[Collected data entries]
▬▬▬
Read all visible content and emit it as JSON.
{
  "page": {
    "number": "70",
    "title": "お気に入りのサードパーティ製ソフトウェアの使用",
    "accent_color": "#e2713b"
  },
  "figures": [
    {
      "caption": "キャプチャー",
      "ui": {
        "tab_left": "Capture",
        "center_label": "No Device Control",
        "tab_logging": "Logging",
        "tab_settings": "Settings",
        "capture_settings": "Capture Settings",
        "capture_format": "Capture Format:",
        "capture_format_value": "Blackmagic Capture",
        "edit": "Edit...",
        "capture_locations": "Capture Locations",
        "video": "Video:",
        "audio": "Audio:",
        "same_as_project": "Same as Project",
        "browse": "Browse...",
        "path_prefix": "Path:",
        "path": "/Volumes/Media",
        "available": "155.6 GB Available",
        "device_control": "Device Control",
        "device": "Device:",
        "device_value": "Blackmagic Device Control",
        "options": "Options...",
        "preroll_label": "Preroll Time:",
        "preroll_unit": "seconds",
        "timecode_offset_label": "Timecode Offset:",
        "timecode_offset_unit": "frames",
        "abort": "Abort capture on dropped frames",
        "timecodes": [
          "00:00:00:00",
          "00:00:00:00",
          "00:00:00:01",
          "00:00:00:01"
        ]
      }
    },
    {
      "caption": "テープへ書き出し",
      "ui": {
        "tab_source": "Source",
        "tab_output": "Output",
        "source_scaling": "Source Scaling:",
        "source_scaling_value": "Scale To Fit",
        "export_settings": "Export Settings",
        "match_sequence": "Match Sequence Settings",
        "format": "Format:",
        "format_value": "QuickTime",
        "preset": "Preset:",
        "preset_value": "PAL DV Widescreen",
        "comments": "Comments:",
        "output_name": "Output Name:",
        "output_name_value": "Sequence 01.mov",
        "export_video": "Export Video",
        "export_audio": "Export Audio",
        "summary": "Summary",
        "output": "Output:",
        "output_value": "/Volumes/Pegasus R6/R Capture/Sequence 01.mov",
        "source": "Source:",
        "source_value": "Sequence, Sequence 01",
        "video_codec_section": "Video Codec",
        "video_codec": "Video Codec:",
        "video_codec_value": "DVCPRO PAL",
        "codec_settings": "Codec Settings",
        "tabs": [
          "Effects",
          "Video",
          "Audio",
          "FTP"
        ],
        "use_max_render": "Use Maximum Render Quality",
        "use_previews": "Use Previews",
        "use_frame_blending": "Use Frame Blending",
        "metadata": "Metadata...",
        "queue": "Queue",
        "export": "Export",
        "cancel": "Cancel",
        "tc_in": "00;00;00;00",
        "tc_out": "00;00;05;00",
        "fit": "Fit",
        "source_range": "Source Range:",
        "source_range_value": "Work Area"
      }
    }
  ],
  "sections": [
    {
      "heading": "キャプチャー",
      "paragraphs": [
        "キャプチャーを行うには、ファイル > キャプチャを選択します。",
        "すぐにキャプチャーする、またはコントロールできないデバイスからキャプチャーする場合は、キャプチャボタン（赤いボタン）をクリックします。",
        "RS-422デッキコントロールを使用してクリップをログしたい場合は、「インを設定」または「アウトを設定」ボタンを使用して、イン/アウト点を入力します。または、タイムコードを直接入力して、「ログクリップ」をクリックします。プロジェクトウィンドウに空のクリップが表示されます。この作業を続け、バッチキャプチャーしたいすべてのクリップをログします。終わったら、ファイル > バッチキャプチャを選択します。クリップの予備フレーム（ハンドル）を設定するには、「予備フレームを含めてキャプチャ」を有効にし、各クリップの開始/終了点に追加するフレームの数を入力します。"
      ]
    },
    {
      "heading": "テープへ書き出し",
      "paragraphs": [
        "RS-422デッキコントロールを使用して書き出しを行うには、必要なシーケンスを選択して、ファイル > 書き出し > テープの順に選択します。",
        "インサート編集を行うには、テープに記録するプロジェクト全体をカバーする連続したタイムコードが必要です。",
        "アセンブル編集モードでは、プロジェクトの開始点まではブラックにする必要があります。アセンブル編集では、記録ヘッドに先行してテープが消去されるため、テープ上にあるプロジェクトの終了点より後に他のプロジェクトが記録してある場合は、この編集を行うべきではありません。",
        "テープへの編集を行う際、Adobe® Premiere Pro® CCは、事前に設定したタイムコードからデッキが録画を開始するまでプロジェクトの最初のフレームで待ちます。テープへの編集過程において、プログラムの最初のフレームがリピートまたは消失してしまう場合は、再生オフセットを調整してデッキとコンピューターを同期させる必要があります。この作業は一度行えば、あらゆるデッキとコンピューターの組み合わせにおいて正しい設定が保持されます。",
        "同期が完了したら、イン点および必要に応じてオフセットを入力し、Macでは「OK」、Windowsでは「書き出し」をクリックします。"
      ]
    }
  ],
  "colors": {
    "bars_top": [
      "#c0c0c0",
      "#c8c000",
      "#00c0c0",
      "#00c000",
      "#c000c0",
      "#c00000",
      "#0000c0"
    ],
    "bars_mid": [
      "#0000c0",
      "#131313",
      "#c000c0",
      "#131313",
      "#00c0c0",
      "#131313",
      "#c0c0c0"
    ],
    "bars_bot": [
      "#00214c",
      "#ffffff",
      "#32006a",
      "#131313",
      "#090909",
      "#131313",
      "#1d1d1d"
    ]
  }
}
▬▬▬
Read the data above and pull out each line that holds the string "Blackmagic".

REPLY TO THE EXERCISE:
        "capture_format_value": "Blackmagic Capture",
        "device_value": "Blackmagic Device Control",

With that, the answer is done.